Take every line that has the string "Leitung" and copy it out.

-- START Material for this task --

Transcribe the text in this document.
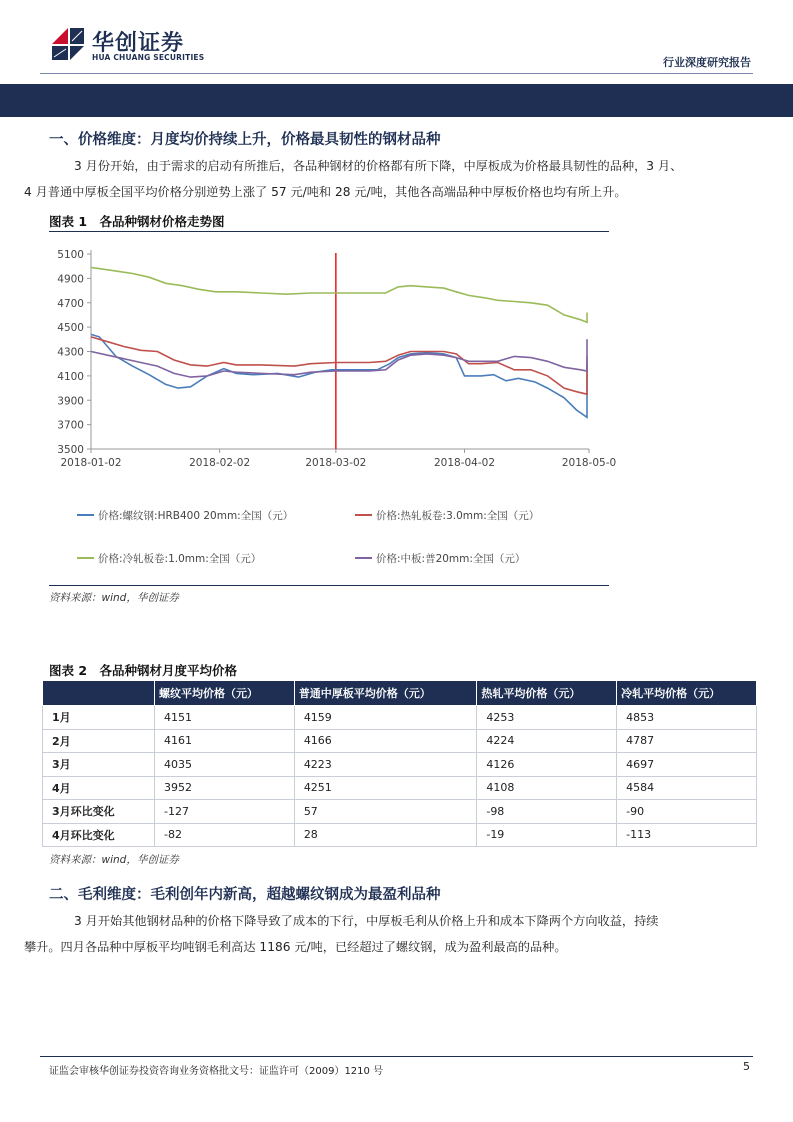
华创证券
HUA CHUANG SECURITIES	行业深度研究报告
一、价格维度：月度均价持续上升，价格最具韧性的钢材品种
3 月份开始，由于需求的启动有所推后，各品种钢材的价格都有所下降，中厚板成为价格最具韧性的品种，3 月、
4 月普通中厚板全国平均价格分别逆势上涨了 57 元/吨和 28 元/吨，其他各高端品种中厚板价格也均有所上升。
图表 1　各品种钢材价格走势图
5100
4900
4700
4500
4300
4100
3900
3700
3500
2018-01-02	2018-02-02	2018-03-02	2018-04-02	2018-05-0
价格:螺纹钢:HRB400 20mm:全国（元）	价格:热轧板卷:3.0mm:全国（元）
价格:冷轧板卷:1.0mm:全国（元）	价格:中板:普20mm:全国（元）
资料来源：wind，华创证券
图表 2　各品种钢材月度平均价格
	螺纹平均价格（元）	普通中厚板平均价格（元）	热轧平均价格（元）	冷轧平均价格（元）
1月	4151	4159	4253	4853
2月	4161	4166	4224	4787
3月	4035	4223	4126	4697
4月	3952	4251	4108	4584
3月环比变化	-127	57	-98	-90
4月环比变化	-82	28	-19	-113
资料来源：wind，华创证券
二、毛利维度：毛利创年内新高，超越螺纹钢成为最盈利品种
3 月开始其他钢材品种的价格下降导致了成本的下行，中厚板毛利从价格上升和成本下降两个方向收益，持续
攀升。四月各品种中厚板平均吨钢毛利高达 1186 元/吨，已经超过了螺纹钢，成为盈利最高的品种。
证监会审核华创证券投资咨询业务资格批文号：证监许可（2009）1210 号	5
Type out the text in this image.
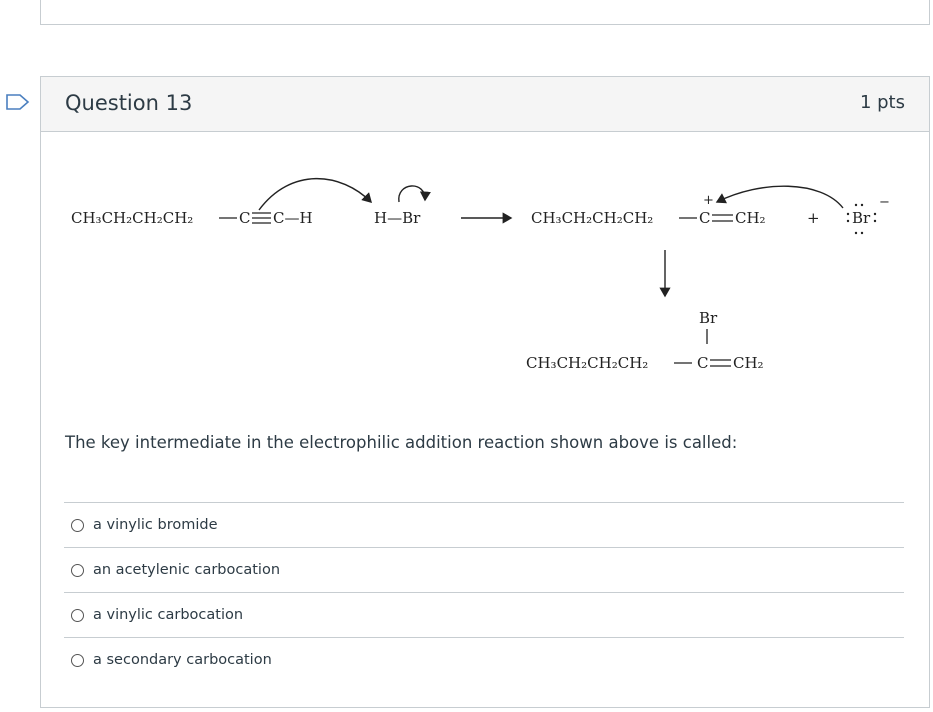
Question 13	1 pts
CH₃CH₂CH₂CH₂	C C—H	H—Br	CH₃CH₂CH₂CH₂	C
+
CH₂	+ Br
−
Br
CH₃CH₂CH₂CH₂	C CH₂
The key intermediate in the electrophilic addition reaction shown above is called:
a vinylic bromide
an acetylenic carbocation
a vinylic carbocation
a secondary carbocation
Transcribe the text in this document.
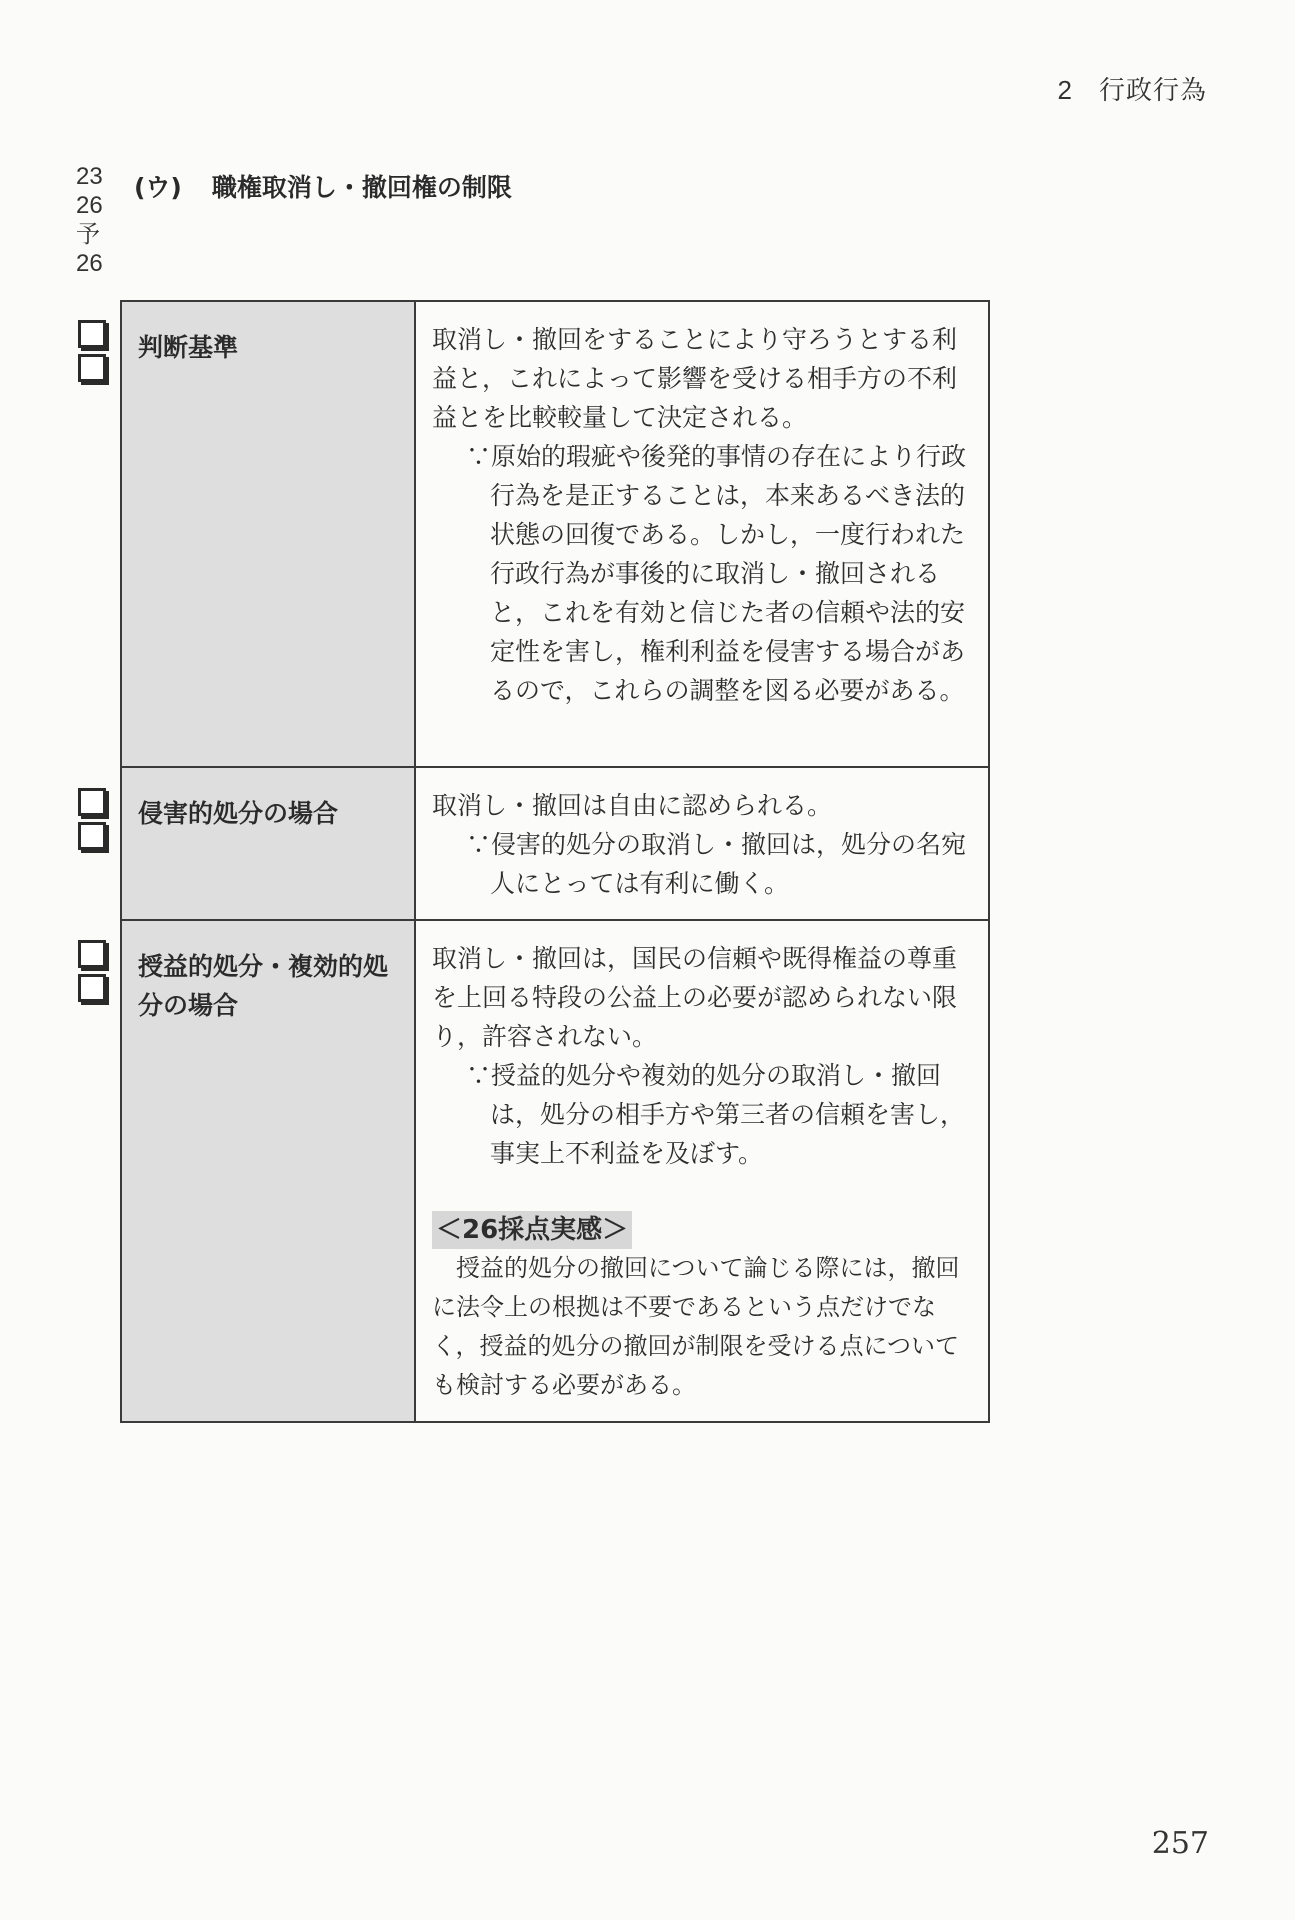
2 行政行為
23
26
予
26
(ウ) 職権取消し・撤回権の制限
判断基準	取消し・撤回をすることにより守ろうとする利益と，これによって影響を受ける相手方の不利益とを比較較量して決定される。
∵原始的瑕疵や後発的事情の存在により行政行為を是正することは，本来あるべき法的状態の回復である。しかし，一度行われた行政行為が事後的に取消し・撤回されると，これを有効と信じた者の信頼や法的安定性を害し，権利利益を侵害する場合があるので，これらの調整を図る必要がある。

侵害的処分の場合	取消し・撤回は自由に認められる。
∵侵害的処分の取消し・撤回は，処分の名宛人にとっては有利に働く。

授益的処分・複効的処分の場合	取消し・撤回は，国民の信頼や既得権益の尊重を上回る特段の公益上の必要が認められない限り，許容されない。
∵授益的処分や複効的処分の取消し・撤回は，処分の相手方や第三者の信頼を害し，事実上不利益を及ぼす。
＜26採点実感＞
授益的処分の撤回について論じる際には，撤回に法令上の根拠は不要であるという点だけでなく，授益的処分の撤回が制限を受ける点についても検討する必要がある。
257
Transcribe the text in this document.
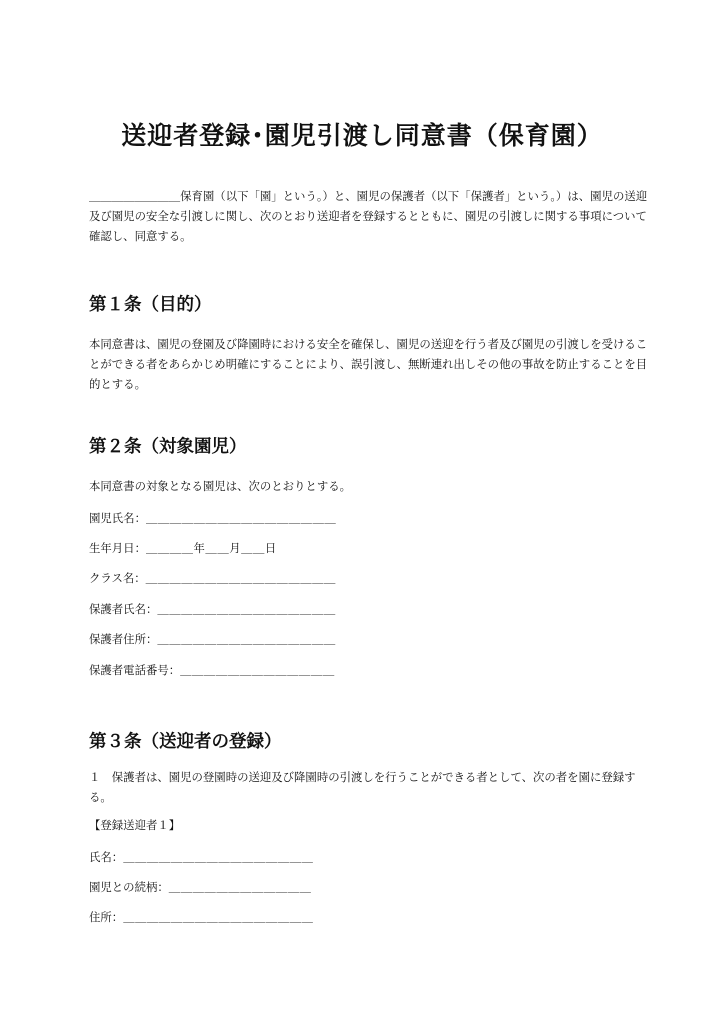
送迎者登録･園児引渡し同意書（保育園）
＿＿＿＿＿＿＿＿保育園（以下「園」という。）と、園児の保護者（以下「保護者」という。）は、園児の送迎及び園児の安全な引渡しに関し、次のとおり送迎者を登録するとともに、園児の引渡しに関する事項について確認し、同意する。
第１条（目的）
本同意書は、園児の登園及び降園時における安全を確保し、園児の送迎を行う者及び園児の引渡しを受けることができる者をあらかじめ明確にすることにより、誤引渡し、無断連れ出しその他の事故を防止することを目的とする。
第２条（対象園児）
本同意書の対象となる園児は、次のとおりとする。
園児氏名：＿＿＿＿＿＿＿＿＿＿＿＿＿＿＿＿
生年月日：＿＿＿＿年＿＿月＿＿日
クラス名：＿＿＿＿＿＿＿＿＿＿＿＿＿＿＿＿
保護者氏名：＿＿＿＿＿＿＿＿＿＿＿＿＿＿＿
保護者住所：＿＿＿＿＿＿＿＿＿＿＿＿＿＿＿
保護者電話番号：＿＿＿＿＿＿＿＿＿＿＿＿＿
第３条（送迎者の登録）
１　保護者は、園児の登園時の送迎及び降園時の引渡しを行うことができる者として、次の者を園に登録する。
【登録送迎者１】
氏名：＿＿＿＿＿＿＿＿＿＿＿＿＿＿＿＿
園児との続柄：＿＿＿＿＿＿＿＿＿＿＿＿
住所：＿＿＿＿＿＿＿＿＿＿＿＿＿＿＿＿
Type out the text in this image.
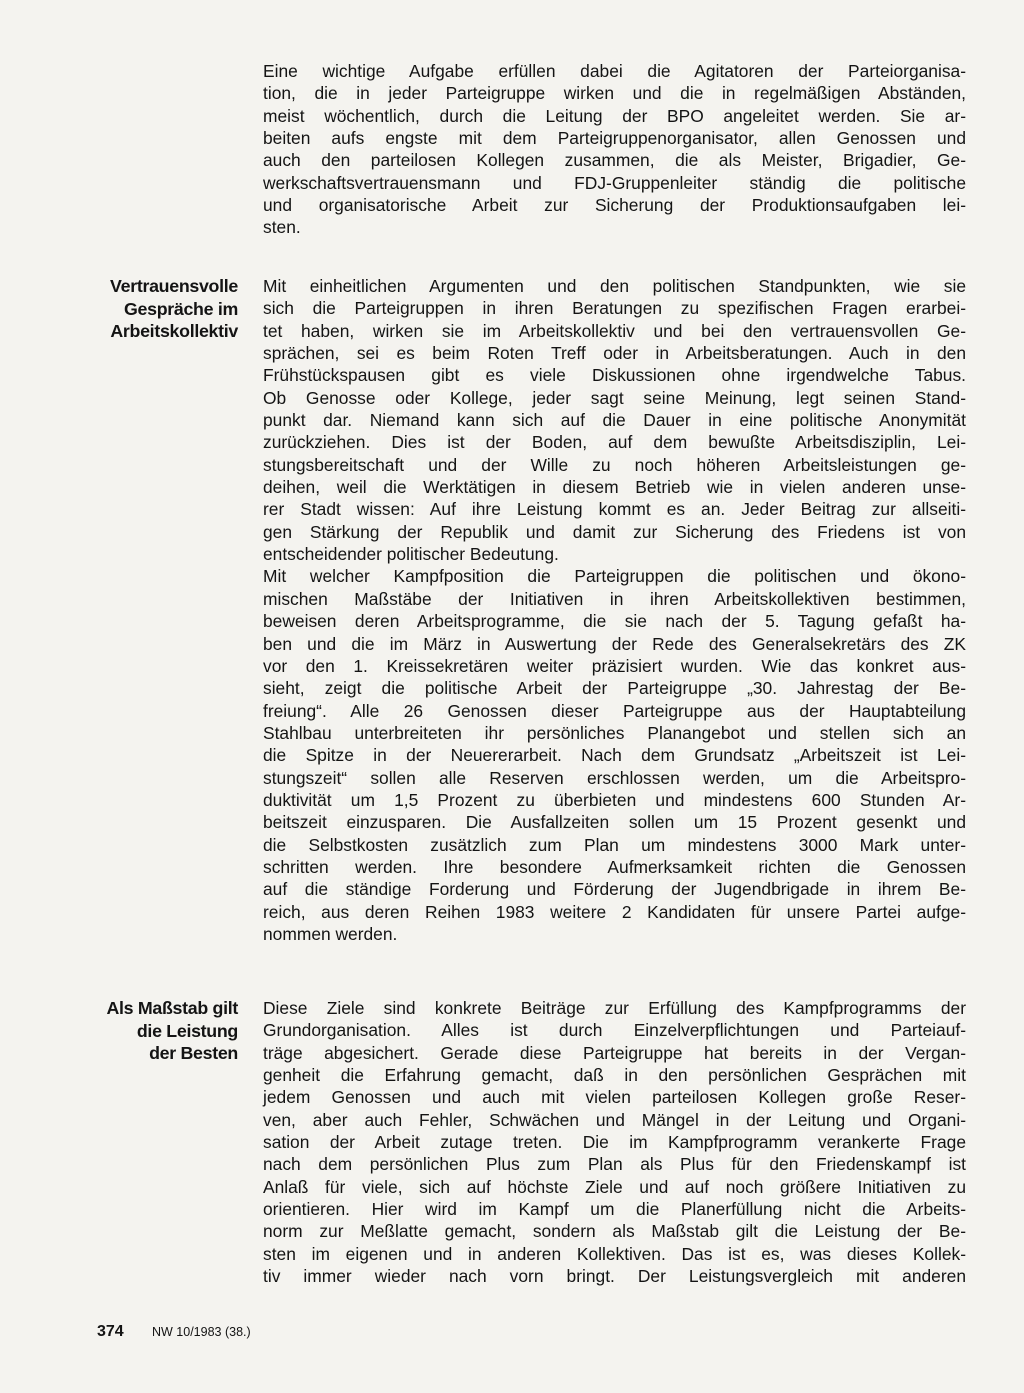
Eine wichtige Aufgabe erfüllen dabei die Agitatoren der Parteiorganisa-
tion, die in jeder Parteigruppe wirken und die in regelmäßigen Abständen,
meist wöchentlich, durch die Leitung der BPO angeleitet werden. Sie ar-
beiten aufs engste mit dem Parteigruppenorganisator, allen Genossen und
auch den parteilosen Kollegen zusammen, die als Meister, Brigadier, Ge-
werkschaftsvertrauensmann und FDJ-Gruppenleiter ständig die politische
und organisatorische Arbeit zur Sicherung der Produktionsaufgaben lei-
sten.
Vertrauensvolle
Gespräche im
Arbeitskollektiv
Mit einheitlichen Argumenten und den politischen Standpunkten, wie sie
sich die Parteigruppen in ihren Beratungen zu spezifischen Fragen erarbei-
tet haben, wirken sie im Arbeitskollektiv und bei den vertrauensvollen Ge-
sprächen, sei es beim Roten Treff oder in Arbeitsberatungen. Auch in den
Frühstückspausen gibt es viele Diskussionen ohne irgendwelche Tabus.
Ob Genosse oder Kollege, jeder sagt seine Meinung, legt seinen Stand-
punkt dar. Niemand kann sich auf die Dauer in eine politische Anonymität
zurückziehen. Dies ist der Boden, auf dem bewußte Arbeitsdisziplin, Lei-
stungsbereitschaft und der Wille zu noch höheren Arbeitsleistungen ge-
deihen, weil die Werktätigen in diesem Betrieb wie in vielen anderen unse-
rer Stadt wissen: Auf ihre Leistung kommt es an. Jeder Beitrag zur allseiti-
gen Stärkung der Republik und damit zur Sicherung des Friedens ist von
entscheidender politischer Bedeutung.
Mit welcher Kampfposition die Parteigruppen die politischen und ökono-
mischen Maßstäbe der Initiativen in ihren Arbeitskollektiven bestimmen,
beweisen deren Arbeitsprogramme, die sie nach der 5. Tagung gefaßt ha-
ben und die im März in Auswertung der Rede des Generalsekretärs des ZK
vor den 1. Kreissekretären weiter präzisiert wurden. Wie das konkret aus-
sieht, zeigt die politische Arbeit der Parteigruppe „30. Jahrestag der Be-
freiung“. Alle 26 Genossen dieser Parteigruppe aus der Hauptabteilung
Stahlbau unterbreiteten ihr persönliches Planangebot und stellen sich an
die Spitze in der Neuererarbeit. Nach dem Grundsatz „Arbeitszeit ist Lei-
stungszeit“ sollen alle Reserven erschlossen werden, um die Arbeitspro-
duktivität um 1,5 Prozent zu überbieten und mindestens 600 Stunden Ar-
beitszeit einzusparen. Die Ausfallzeiten sollen um 15 Prozent gesenkt und
die Selbstkosten zusätzlich zum Plan um mindestens 3000 Mark unter-
schritten werden. Ihre besondere Aufmerksamkeit richten die Genossen
auf die ständige Forderung und Förderung der Jugendbrigade in ihrem Be-
reich, aus deren Reihen 1983 weitere 2 Kandidaten für unsere Partei aufge-
nommen werden.
Als Maßstab gilt
die Leistung
der Besten
Diese Ziele sind konkrete Beiträge zur Erfüllung des Kampfprogramms der
Grundorganisation. Alles ist durch Einzelverpflichtungen und Parteiauf-
träge abgesichert. Gerade diese Parteigruppe hat bereits in der Vergan-
genheit die Erfahrung gemacht, daß in den persönlichen Gesprächen mit
jedem Genossen und auch mit vielen parteilosen Kollegen große Reser-
ven, aber auch Fehler, Schwächen und Mängel in der Leitung und Organi-
sation der Arbeit zutage treten. Die im Kampfprogramm verankerte Frage
nach dem persönlichen Plus zum Plan als Plus für den Friedenskampf ist
Anlaß für viele, sich auf höchste Ziele und auf noch größere Initiativen zu
orientieren. Hier wird im Kampf um die Planerfüllung nicht die Arbeits-
norm zur Meßlatte gemacht, sondern als Maßstab gilt die Leistung der Be-
sten im eigenen und in anderen Kollektiven. Das ist es, was dieses Kollek-
tiv immer wieder nach vorn bringt. Der Leistungsvergleich mit anderen
374 NW 10/1983 (38.)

-- END Material for this task --

Answer in full =
meist wöchentlich, durch die Leitung der BPO angeleitet werden. Sie ar-
ven, aber auch Fehler, Schwächen und Mängel in der Leitung und Organi-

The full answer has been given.